◆ **GIVEN ENTRIES**
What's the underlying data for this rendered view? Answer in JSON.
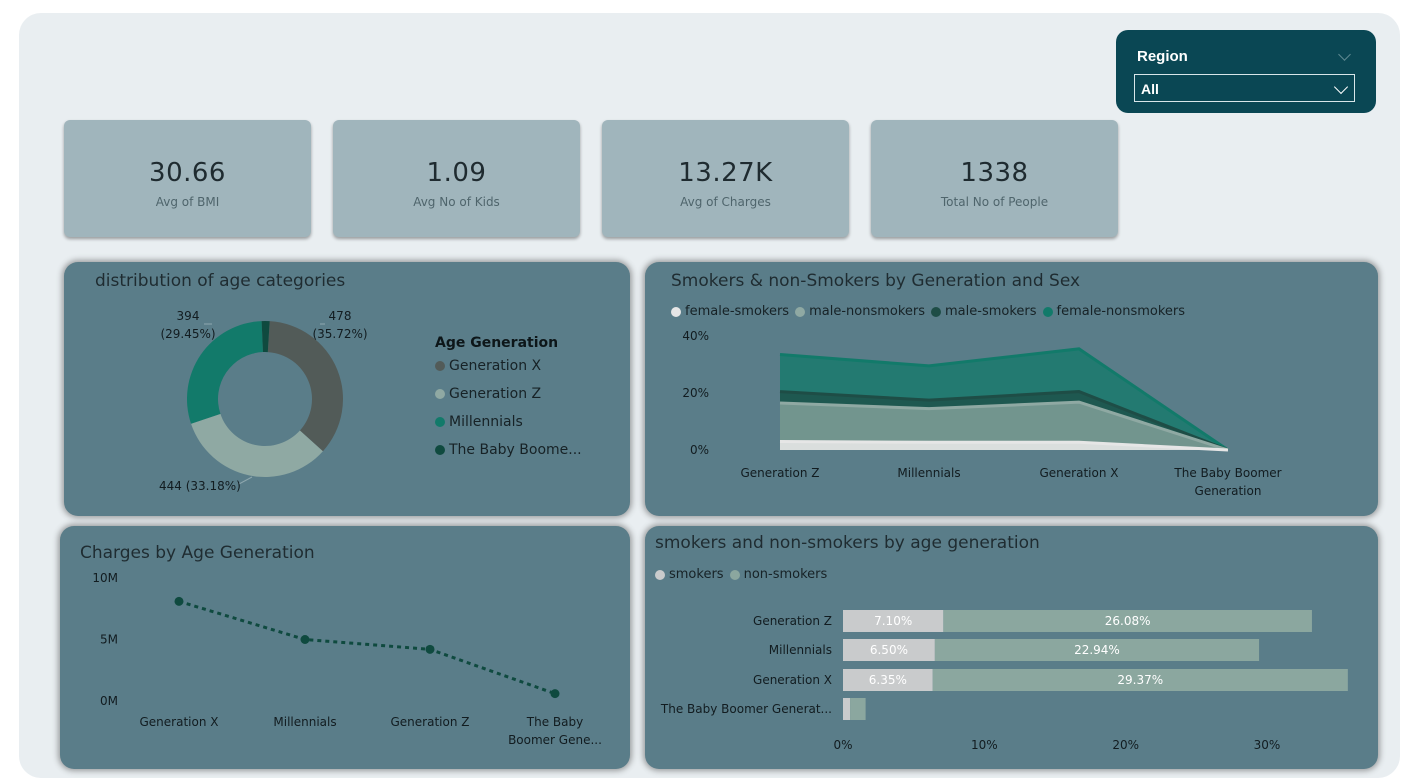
{
  "region_slicer": {
    "title": "Region",
    "value": "All"
  },
  "kpis": [
    {
      "value": "30.66",
      "label": "Avg of BMI"
    },
    {
      "value": "1.09",
      "label": "Avg No of Kids"
    },
    {
      "value": "13.27K",
      "label": "Avg of Charges"
    },
    {
      "value": "1338",
      "label": "Total No of People"
    }
  ],
  "colors": {
    "generation_x": "#525b58",
    "generation_z": "#8fa9a3",
    "millennials": "#127a6a",
    "baby_boomer": "#0f4a3f",
    "smokers": "#c9cbcc",
    "non_smokers": "#8ba79f"
  },
  "chart_data": [
    {
      "type": "pie",
      "title": "distribution of age categories",
      "legend_title": "Age Generation",
      "legend_placement": "right",
      "slices": [
        {
          "name": "Generation X",
          "legend_label": "Generation X",
          "value": 478,
          "label": "478",
          "pct_label": "(35.72%)",
          "color": "#525b58"
        },
        {
          "name": "Generation Z",
          "legend_label": "Generation Z",
          "value": 444,
          "label": "444 (33.18%)",
          "pct_label": "",
          "color": "#8fa9a3"
        },
        {
          "name": "Millennials",
          "legend_label": "Millennials",
          "value": 394,
          "label": "394",
          "pct_label": "(29.45%)",
          "color": "#127a6a"
        },
        {
          "name": "The Baby Boomer Generation",
          "legend_label": "The Baby Boome...",
          "value": 22,
          "label": "",
          "pct_label": "",
          "color": "#0f4a3f"
        }
      ]
    },
    {
      "type": "area",
      "title": "Smokers & non-Smokers by Generation and Sex",
      "legend_placement": "top-left",
      "categories": [
        "Generation Z",
        "Millennials",
        "Generation X",
        "The Baby Boomer Generation"
      ],
      "category_labels": [
        [
          "Generation Z"
        ],
        [
          "Millennials"
        ],
        [
          "Generation X"
        ],
        [
          "The Baby Boomer",
          "Generation"
        ]
      ],
      "y_ticks": [
        "40%",
        "20%",
        "0%"
      ],
      "ylim": [
        0,
        40
      ],
      "series": [
        {
          "name": "female-smokers",
          "values": [
            3,
            2.7,
            2.7,
            0
          ],
          "color": "#e6e6e6"
        },
        {
          "name": "male-nonsmokers",
          "values": [
            16.5,
            14.5,
            16.8,
            0
          ],
          "color": "#8fa9a3"
        },
        {
          "name": "male-smokers",
          "values": [
            20.5,
            17.5,
            20.5,
            0
          ],
          "color": "#1e4d46"
        },
        {
          "name": "female-nonsmokers",
          "values": [
            33.5,
            29.5,
            35.5,
            0
          ],
          "color": "#127a6a"
        }
      ]
    },
    {
      "type": "line",
      "title": "Charges by Age Generation",
      "categories": [
        "Generation X",
        "Millennials",
        "Generation Z",
        "The Baby Boomer Generation"
      ],
      "category_labels": [
        [
          "Generation X"
        ],
        [
          "Millennials"
        ],
        [
          "Generation Z"
        ],
        [
          "The Baby",
          "Boomer Gene..."
        ]
      ],
      "values": [
        8.1,
        5,
        4.2,
        0.6
      ],
      "y_ticks": [
        "10M",
        "5M",
        "0M"
      ],
      "ylim": [
        0,
        10
      ],
      "color": "#0f4a3f"
    },
    {
      "type": "bar",
      "title": "smokers and non-smokers by age generation",
      "legend_placement": "top-left",
      "categories": [
        "Generation Z",
        "Millennials",
        "Generation X",
        "The Baby Boomer Generat..."
      ],
      "x_ticks": [
        "0%",
        "10%",
        "20%",
        "30%"
      ],
      "xlim": [
        0,
        30
      ],
      "series": [
        {
          "name": "smokers",
          "values": [
            7.1,
            6.5,
            6.35,
            0.5
          ],
          "labels": [
            "7.10%",
            "6.50%",
            "6.35%",
            ""
          ],
          "color": "#c9cbcc"
        },
        {
          "name": "non-smokers",
          "values": [
            26.08,
            22.94,
            29.37,
            1.1
          ],
          "labels": [
            "26.08%",
            "22.94%",
            "29.37%",
            ""
          ],
          "color": "#8ba79f"
        }
      ]
    }
  ]
}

◆ **EXERCISE DIRECTIONS**
Transcribe all the records above word for word, without their images.

◆ **TASK RESPONSE**
What's the underlying data for this rendered view? Answer in JSON.
{
  "region_slicer": {
    "title": "Region",
    "value": "All"
  },
  "kpis": [
    {
      "value": "30.66",
      "label": "Avg of BMI"
    },
    {
      "value": "1.09",
      "label": "Avg No of Kids"
    },
    {
      "value": "13.27K",
      "label": "Avg of Charges"
    },
    {
      "value": "1338",
      "label": "Total No of People"
    }
  ],
  "colors": {
    "generation_x": "#525b58",
    "generation_z": "#8fa9a3",
    "millennials": "#127a6a",
    "baby_boomer": "#0f4a3f",
    "smokers": "#c9cbcc",
    "non_smokers": "#8ba79f"
  },
  "chart_data": [
    {
      "type": "pie",
      "title": "distribution of age categories",
      "legend_title": "Age Generation",
      "legend_placement": "right",
      "slices": [
        {
          "name": "Generation X",
          "legend_label": "Generation X",
          "value": 478,
          "label": "478",
          "pct_label": "(35.72%)",
          "color": "#525b58"
        },
        {
          "name": "Generation Z",
          "legend_label": "Generation Z",
          "value": 444,
          "label": "444 (33.18%)",
          "pct_label": "",
          "color": "#8fa9a3"
        },
        {
          "name": "Millennials",
          "legend_label": "Millennials",
          "value": 394,
          "label": "394",
          "pct_label": "(29.45%)",
          "color": "#127a6a"
        },
        {
          "name": "The Baby Boomer Generation",
          "legend_label": "The Baby Boome...",
          "value": 22,
          "label": "",
          "pct_label": "",
          "color": "#0f4a3f"
        }
      ]
    },
    {
      "type": "area",
      "title": "Smokers & non-Smokers by Generation and Sex",
      "legend_placement": "top-left",
      "categories": [
        "Generation Z",
        "Millennials",
        "Generation X",
        "The Baby Boomer Generation"
      ],
      "category_labels": [
        [
          "Generation Z"
        ],
        [
          "Millennials"
        ],
        [
          "Generation X"
        ],
        [
          "The Baby Boomer",
          "Generation"
        ]
      ],
      "y_ticks": [
        "40%",
        "20%",
        "0%"
      ],
      "ylim": [
        0,
        40
      ],
      "series": [
        {
          "name": "female-smokers",
          "values": [
            3,
            2.7,
            2.7,
            0
          ],
          "color": "#e6e6e6"
        },
        {
          "name": "male-nonsmokers",
          "values": [
            16.5,
            14.5,
            16.8,
            0
          ],
          "color": "#8fa9a3"
        },
        {
          "name": "male-smokers",
          "values": [
            20.5,
            17.5,
            20.5,
            0
          ],
          "color": "#1e4d46"
        },
        {
          "name": "female-nonsmokers",
          "values": [
            33.5,
            29.5,
            35.5,
            0
          ],
          "color": "#127a6a"
        }
      ]
    },
    {
      "type": "line",
      "title": "Charges by Age Generation",
      "categories": [
        "Generation X",
        "Millennials",
        "Generation Z",
        "The Baby Boomer Generation"
      ],
      "category_labels": [
        [
          "Generation X"
        ],
        [
          "Millennials"
        ],
        [
          "Generation Z"
        ],
        [
          "The Baby",
          "Boomer Gene..."
        ]
      ],
      "values": [
        8.1,
        5,
        4.2,
        0.6
      ],
      "y_ticks": [
        "10M",
        "5M",
        "0M"
      ],
      "ylim": [
        0,
        10
      ],
      "color": "#0f4a3f"
    },
    {
      "type": "bar",
      "title": "smokers and non-smokers by age generation",
      "legend_placement": "top-left",
      "categories": [
        "Generation Z",
        "Millennials",
        "Generation X",
        "The Baby Boomer Generat..."
      ],
      "x_ticks": [
        "0%",
        "10%",
        "20%",
        "30%"
      ],
      "xlim": [
        0,
        30
      ],
      "series": [
        {
          "name": "smokers",
          "values": [
            7.1,
            6.5,
            6.35,
            0.5
          ],
          "labels": [
            "7.10%",
            "6.50%",
            "6.35%",
            ""
          ],
          "color": "#c9cbcc"
        },
        {
          "name": "non-smokers",
          "values": [
            26.08,
            22.94,
            29.37,
            1.1
          ],
          "labels": [
            "26.08%",
            "22.94%",
            "29.37%",
            ""
          ],
          "color": "#8ba79f"
        }
      ]
    }
  ]
}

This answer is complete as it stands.